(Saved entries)
● ● ● ● ●

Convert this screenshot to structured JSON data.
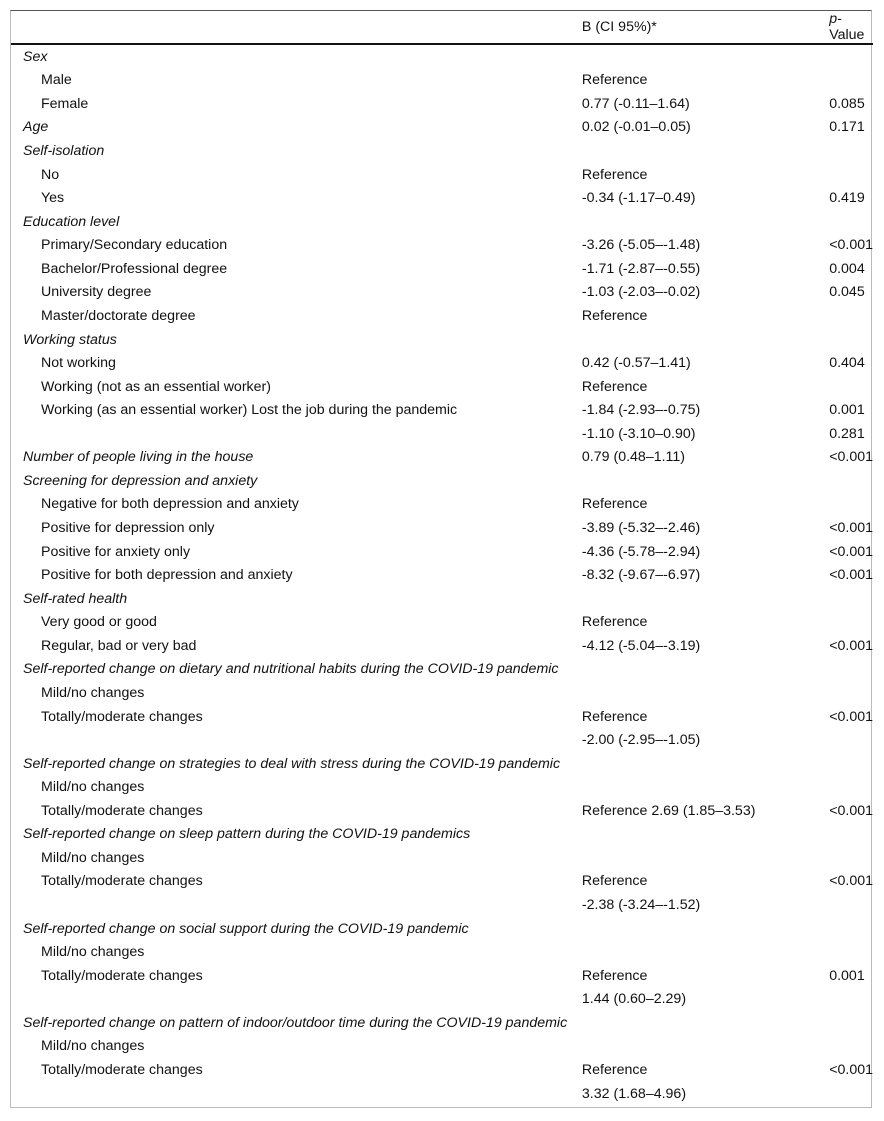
{
  "header": {
    "label": "",
    "b": "B (CI 95%)*",
    "p_italic": "p",
    "p_rest": "-Value"
  },
  "rows": [
    {
      "type": "cat",
      "label": "Sex",
      "b": "",
      "p": ""
    },
    {
      "type": "sub",
      "label": "Male",
      "b": "Reference",
      "p": ""
    },
    {
      "type": "sub",
      "label": "Female",
      "b": "0.77 (-0.11–1.64)",
      "p": "0.085"
    },
    {
      "type": "cat",
      "label": "Age",
      "b": "0.02 (-0.01–0.05)",
      "p": "0.171"
    },
    {
      "type": "cat",
      "label": "Self-isolation",
      "b": "",
      "p": ""
    },
    {
      "type": "sub",
      "label": "No",
      "b": "Reference",
      "p": ""
    },
    {
      "type": "sub",
      "label": "Yes",
      "b": "-0.34 (-1.17–0.49)",
      "p": "0.419"
    },
    {
      "type": "cat",
      "label": "Education level",
      "b": "",
      "p": ""
    },
    {
      "type": "sub",
      "label": "Primary/Secondary education",
      "b": "-3.26 (-5.05–-1.48)",
      "p": "<0.001"
    },
    {
      "type": "sub",
      "label": "Bachelor/Professional degree",
      "b": "-1.71 (-2.87–-0.55)",
      "p": "0.004"
    },
    {
      "type": "sub",
      "label": "University degree",
      "b": "-1.03 (-2.03–-0.02)",
      "p": "0.045"
    },
    {
      "type": "sub",
      "label": "Master/doctorate degree",
      "b": "Reference",
      "p": ""
    },
    {
      "type": "cat",
      "label": "Working status",
      "b": "",
      "p": ""
    },
    {
      "type": "sub",
      "label": "Not working",
      "b": "0.42 (-0.57–1.41)",
      "p": "0.404"
    },
    {
      "type": "sub",
      "label": "Working (not as an essential worker)",
      "b": "Reference",
      "p": ""
    },
    {
      "type": "sub",
      "label": "Working (as an essential worker) Lost the job during the pandemic",
      "b": "-1.84 (-2.93–-0.75)",
      "p": "0.001"
    },
    {
      "type": "sub",
      "label": "",
      "b": "-1.10 (-3.10–0.90)",
      "p": "0.281"
    },
    {
      "type": "cat",
      "label": "Number of people living in the house",
      "b": "0.79 (0.48–1.11)",
      "p": "<0.001"
    },
    {
      "type": "cat",
      "label": "Screening for depression and anxiety",
      "b": "",
      "p": ""
    },
    {
      "type": "sub",
      "label": "Negative for both depression and anxiety",
      "b": "Reference",
      "p": ""
    },
    {
      "type": "sub",
      "label": "Positive for depression only",
      "b": "-3.89 (-5.32–-2.46)",
      "p": "<0.001"
    },
    {
      "type": "sub",
      "label": "Positive for anxiety only",
      "b": "-4.36 (-5.78–-2.94)",
      "p": "<0.001"
    },
    {
      "type": "sub",
      "label": "Positive for both depression and anxiety",
      "b": "-8.32 (-9.67–-6.97)",
      "p": "<0.001"
    },
    {
      "type": "cat",
      "label": "Self-rated health",
      "b": "",
      "p": ""
    },
    {
      "type": "sub",
      "label": "Very good or good",
      "b": "Reference",
      "p": ""
    },
    {
      "type": "sub",
      "label": "Regular, bad or very bad",
      "b": "-4.12 (-5.04–-3.19)",
      "p": "<0.001"
    },
    {
      "type": "cat",
      "label": "Self-reported change on dietary and nutritional habits during the COVID-19 pandemic",
      "b": "",
      "p": ""
    },
    {
      "type": "sub",
      "label": "Mild/no changes",
      "b": "",
      "p": ""
    },
    {
      "type": "sub",
      "label": "Totally/moderate changes",
      "b": "Reference",
      "p": "<0.001"
    },
    {
      "type": "sub",
      "label": "",
      "b": "-2.00 (-2.95–-1.05)",
      "p": ""
    },
    {
      "type": "cat",
      "label": "Self-reported change on strategies to deal with stress during the COVID-19 pandemic",
      "b": "",
      "p": ""
    },
    {
      "type": "sub",
      "label": "Mild/no changes",
      "b": "",
      "p": ""
    },
    {
      "type": "sub",
      "label": "Totally/moderate changes",
      "b": "Reference 2.69 (1.85–3.53)",
      "p": "<0.001"
    },
    {
      "type": "cat",
      "label": "Self-reported change on sleep pattern during the COVID-19 pandemics",
      "b": "",
      "p": ""
    },
    {
      "type": "sub",
      "label": "Mild/no changes",
      "b": "",
      "p": ""
    },
    {
      "type": "sub",
      "label": "Totally/moderate changes",
      "b": "Reference",
      "p": "<0.001"
    },
    {
      "type": "sub",
      "label": "",
      "b": "-2.38 (-3.24–-1.52)",
      "p": ""
    },
    {
      "type": "cat",
      "label": "Self-reported change on social support during the COVID-19 pandemic",
      "b": "",
      "p": ""
    },
    {
      "type": "sub",
      "label": "Mild/no changes",
      "b": "",
      "p": ""
    },
    {
      "type": "sub",
      "label": "Totally/moderate changes",
      "b": "Reference",
      "p": "0.001"
    },
    {
      "type": "sub",
      "label": "",
      "b": "1.44 (0.60–2.29)",
      "p": ""
    },
    {
      "type": "cat",
      "label": "Self-reported change on pattern of indoor/outdoor time during the COVID-19 pandemic",
      "b": "",
      "p": ""
    },
    {
      "type": "sub",
      "label": "Mild/no changes",
      "b": "",
      "p": ""
    },
    {
      "type": "sub",
      "label": "Totally/moderate changes",
      "b": "Reference",
      "p": "<0.001"
    },
    {
      "type": "sub",
      "label": "",
      "b": "3.32 (1.68–4.96)",
      "p": ""
    }
  ]
}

● ● ● ● ●

**WHAT NEEDS TO BE DONE:**
The entries above are to be returned exactly, without their pictures.

**REPLY:**
Convert this screenshot to structured JSON data.
{
  "header": {
    "label": "",
    "b": "B (CI 95%)*",
    "p_italic": "p",
    "p_rest": "-Value"
  },
  "rows": [
    {
      "type": "cat",
      "label": "Sex",
      "b": "",
      "p": ""
    },
    {
      "type": "sub",
      "label": "Male",
      "b": "Reference",
      "p": ""
    },
    {
      "type": "sub",
      "label": "Female",
      "b": "0.77 (-0.11–1.64)",
      "p": "0.085"
    },
    {
      "type": "cat",
      "label": "Age",
      "b": "0.02 (-0.01–0.05)",
      "p": "0.171"
    },
    {
      "type": "cat",
      "label": "Self-isolation",
      "b": "",
      "p": ""
    },
    {
      "type": "sub",
      "label": "No",
      "b": "Reference",
      "p": ""
    },
    {
      "type": "sub",
      "label": "Yes",
      "b": "-0.34 (-1.17–0.49)",
      "p": "0.419"
    },
    {
      "type": "cat",
      "label": "Education level",
      "b": "",
      "p": ""
    },
    {
      "type": "sub",
      "label": "Primary/Secondary education",
      "b": "-3.26 (-5.05–-1.48)",
      "p": "<0.001"
    },
    {
      "type": "sub",
      "label": "Bachelor/Professional degree",
      "b": "-1.71 (-2.87–-0.55)",
      "p": "0.004"
    },
    {
      "type": "sub",
      "label": "University degree",
      "b": "-1.03 (-2.03–-0.02)",
      "p": "0.045"
    },
    {
      "type": "sub",
      "label": "Master/doctorate degree",
      "b": "Reference",
      "p": ""
    },
    {
      "type": "cat",
      "label": "Working status",
      "b": "",
      "p": ""
    },
    {
      "type": "sub",
      "label": "Not working",
      "b": "0.42 (-0.57–1.41)",
      "p": "0.404"
    },
    {
      "type": "sub",
      "label": "Working (not as an essential worker)",
      "b": "Reference",
      "p": ""
    },
    {
      "type": "sub",
      "label": "Working (as an essential worker) Lost the job during the pandemic",
      "b": "-1.84 (-2.93–-0.75)",
      "p": "0.001"
    },
    {
      "type": "sub",
      "label": "",
      "b": "-1.10 (-3.10–0.90)",
      "p": "0.281"
    },
    {
      "type": "cat",
      "label": "Number of people living in the house",
      "b": "0.79 (0.48–1.11)",
      "p": "<0.001"
    },
    {
      "type": "cat",
      "label": "Screening for depression and anxiety",
      "b": "",
      "p": ""
    },
    {
      "type": "sub",
      "label": "Negative for both depression and anxiety",
      "b": "Reference",
      "p": ""
    },
    {
      "type": "sub",
      "label": "Positive for depression only",
      "b": "-3.89 (-5.32–-2.46)",
      "p": "<0.001"
    },
    {
      "type": "sub",
      "label": "Positive for anxiety only",
      "b": "-4.36 (-5.78–-2.94)",
      "p": "<0.001"
    },
    {
      "type": "sub",
      "label": "Positive for both depression and anxiety",
      "b": "-8.32 (-9.67–-6.97)",
      "p": "<0.001"
    },
    {
      "type": "cat",
      "label": "Self-rated health",
      "b": "",
      "p": ""
    },
    {
      "type": "sub",
      "label": "Very good or good",
      "b": "Reference",
      "p": ""
    },
    {
      "type": "sub",
      "label": "Regular, bad or very bad",
      "b": "-4.12 (-5.04–-3.19)",
      "p": "<0.001"
    },
    {
      "type": "cat",
      "label": "Self-reported change on dietary and nutritional habits during the COVID-19 pandemic",
      "b": "",
      "p": ""
    },
    {
      "type": "sub",
      "label": "Mild/no changes",
      "b": "",
      "p": ""
    },
    {
      "type": "sub",
      "label": "Totally/moderate changes",
      "b": "Reference",
      "p": "<0.001"
    },
    {
      "type": "sub",
      "label": "",
      "b": "-2.00 (-2.95–-1.05)",
      "p": ""
    },
    {
      "type": "cat",
      "label": "Self-reported change on strategies to deal with stress during the COVID-19 pandemic",
      "b": "",
      "p": ""
    },
    {
      "type": "sub",
      "label": "Mild/no changes",
      "b": "",
      "p": ""
    },
    {
      "type": "sub",
      "label": "Totally/moderate changes",
      "b": "Reference 2.69 (1.85–3.53)",
      "p": "<0.001"
    },
    {
      "type": "cat",
      "label": "Self-reported change on sleep pattern during the COVID-19 pandemics",
      "b": "",
      "p": ""
    },
    {
      "type": "sub",
      "label": "Mild/no changes",
      "b": "",
      "p": ""
    },
    {
      "type": "sub",
      "label": "Totally/moderate changes",
      "b": "Reference",
      "p": "<0.001"
    },
    {
      "type": "sub",
      "label": "",
      "b": "-2.38 (-3.24–-1.52)",
      "p": ""
    },
    {
      "type": "cat",
      "label": "Self-reported change on social support during the COVID-19 pandemic",
      "b": "",
      "p": ""
    },
    {
      "type": "sub",
      "label": "Mild/no changes",
      "b": "",
      "p": ""
    },
    {
      "type": "sub",
      "label": "Totally/moderate changes",
      "b": "Reference",
      "p": "0.001"
    },
    {
      "type": "sub",
      "label": "",
      "b": "1.44 (0.60–2.29)",
      "p": ""
    },
    {
      "type": "cat",
      "label": "Self-reported change on pattern of indoor/outdoor time during the COVID-19 pandemic",
      "b": "",
      "p": ""
    },
    {
      "type": "sub",
      "label": "Mild/no changes",
      "b": "",
      "p": ""
    },
    {
      "type": "sub",
      "label": "Totally/moderate changes",
      "b": "Reference",
      "p": "<0.001"
    },
    {
      "type": "sub",
      "label": "",
      "b": "3.32 (1.68–4.96)",
      "p": ""
    }
  ]
}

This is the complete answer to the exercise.